══ Records for this task

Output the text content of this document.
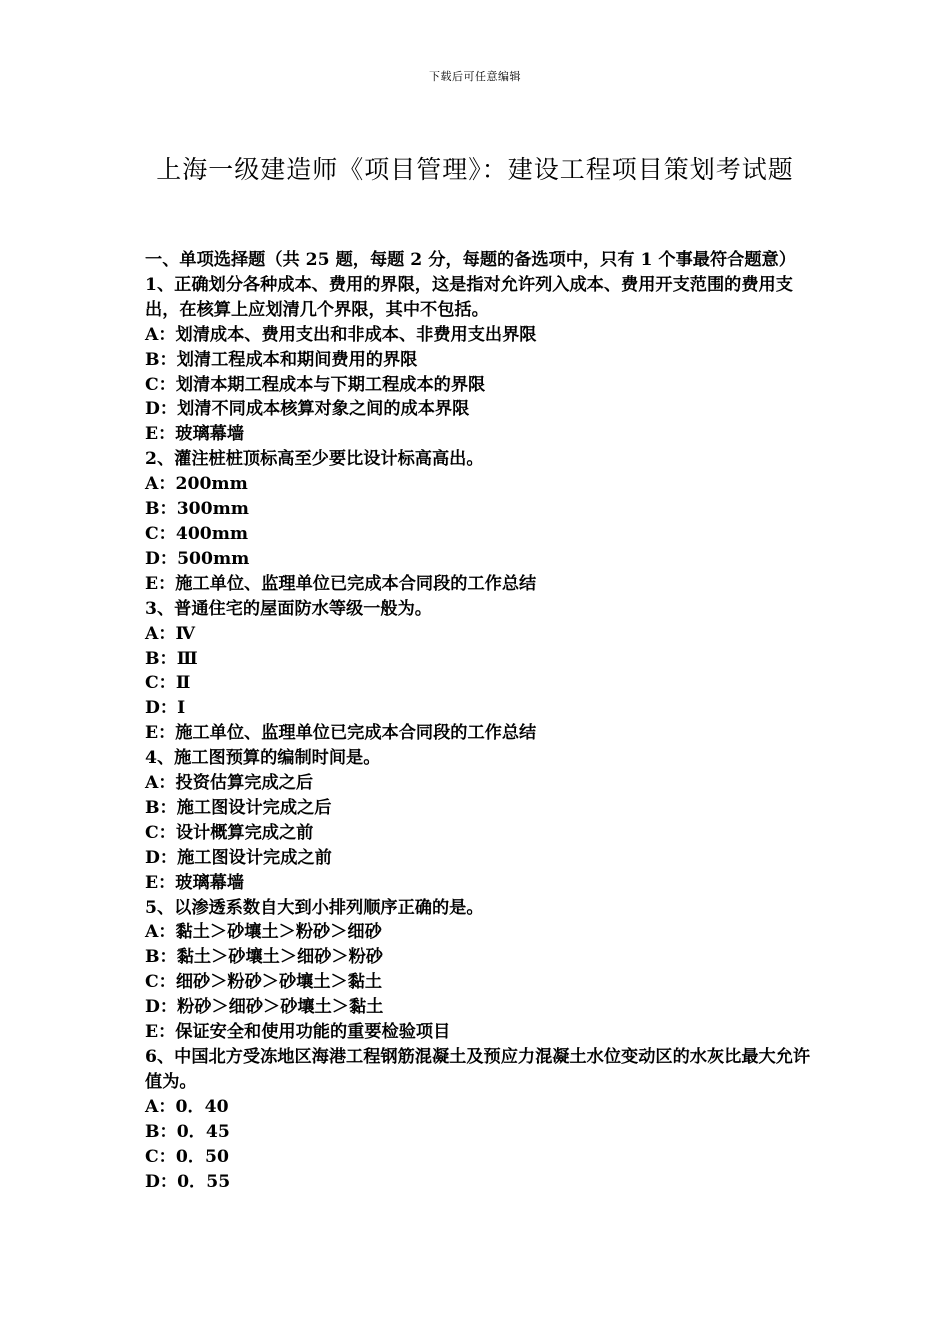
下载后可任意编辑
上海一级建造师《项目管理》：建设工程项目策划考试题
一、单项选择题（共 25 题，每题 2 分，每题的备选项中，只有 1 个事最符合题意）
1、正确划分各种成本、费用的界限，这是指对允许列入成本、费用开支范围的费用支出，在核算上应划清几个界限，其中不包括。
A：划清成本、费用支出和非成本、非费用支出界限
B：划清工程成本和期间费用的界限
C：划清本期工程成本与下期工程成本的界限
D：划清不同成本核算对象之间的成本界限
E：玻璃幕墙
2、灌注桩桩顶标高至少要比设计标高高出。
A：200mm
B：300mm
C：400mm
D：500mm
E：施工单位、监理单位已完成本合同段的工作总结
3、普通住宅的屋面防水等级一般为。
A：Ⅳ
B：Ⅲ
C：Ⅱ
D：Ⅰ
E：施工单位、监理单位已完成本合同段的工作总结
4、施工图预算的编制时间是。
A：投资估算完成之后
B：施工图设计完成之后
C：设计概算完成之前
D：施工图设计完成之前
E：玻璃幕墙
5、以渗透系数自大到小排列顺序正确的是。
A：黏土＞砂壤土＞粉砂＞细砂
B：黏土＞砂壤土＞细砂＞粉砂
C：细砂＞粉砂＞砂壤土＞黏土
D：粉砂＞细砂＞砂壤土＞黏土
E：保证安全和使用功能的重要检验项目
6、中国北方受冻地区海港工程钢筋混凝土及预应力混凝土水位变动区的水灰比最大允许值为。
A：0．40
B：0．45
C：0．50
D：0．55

════

Work to be completed ->
Make an exact copy of the data, leaving its pictures out.

Problem solution ->
Output the text content of this document.
下载后可任意编辑
上海一级建造师《项目管理》：建设工程项目策划考试题
一、单项选择题（共 25 题，每题 2 分，每题的备选项中，只有 1 个事最符合题意）
1、正确划分各种成本、费用的界限，这是指对允许列入成本、费用开支范围的费用支出，在核算上应划清几个界限，其中不包括。
A：划清成本、费用支出和非成本、非费用支出界限
B：划清工程成本和期间费用的界限
C：划清本期工程成本与下期工程成本的界限
D：划清不同成本核算对象之间的成本界限
E：玻璃幕墙
2、灌注桩桩顶标高至少要比设计标高高出。
A：200mm
B：300mm
C：400mm
D：500mm
E：施工单位、监理单位已完成本合同段的工作总结
3、普通住宅的屋面防水等级一般为。
A：Ⅳ
B：Ⅲ
C：Ⅱ
D：Ⅰ
E：施工单位、监理单位已完成本合同段的工作总结
4、施工图预算的编制时间是。
A：投资估算完成之后
B：施工图设计完成之后
C：设计概算完成之前
D：施工图设计完成之前
E：玻璃幕墙
5、以渗透系数自大到小排列顺序正确的是。
A：黏土＞砂壤土＞粉砂＞细砂
B：黏土＞砂壤土＞细砂＞粉砂
C：细砂＞粉砂＞砂壤土＞黏土
D：粉砂＞细砂＞砂壤土＞黏土
E：保证安全和使用功能的重要检验项目
6、中国北方受冻地区海港工程钢筋混凝土及预应力混凝土水位变动区的水灰比最大允许值为。
A：0．40
B：0．45
C：0．50
D：0．55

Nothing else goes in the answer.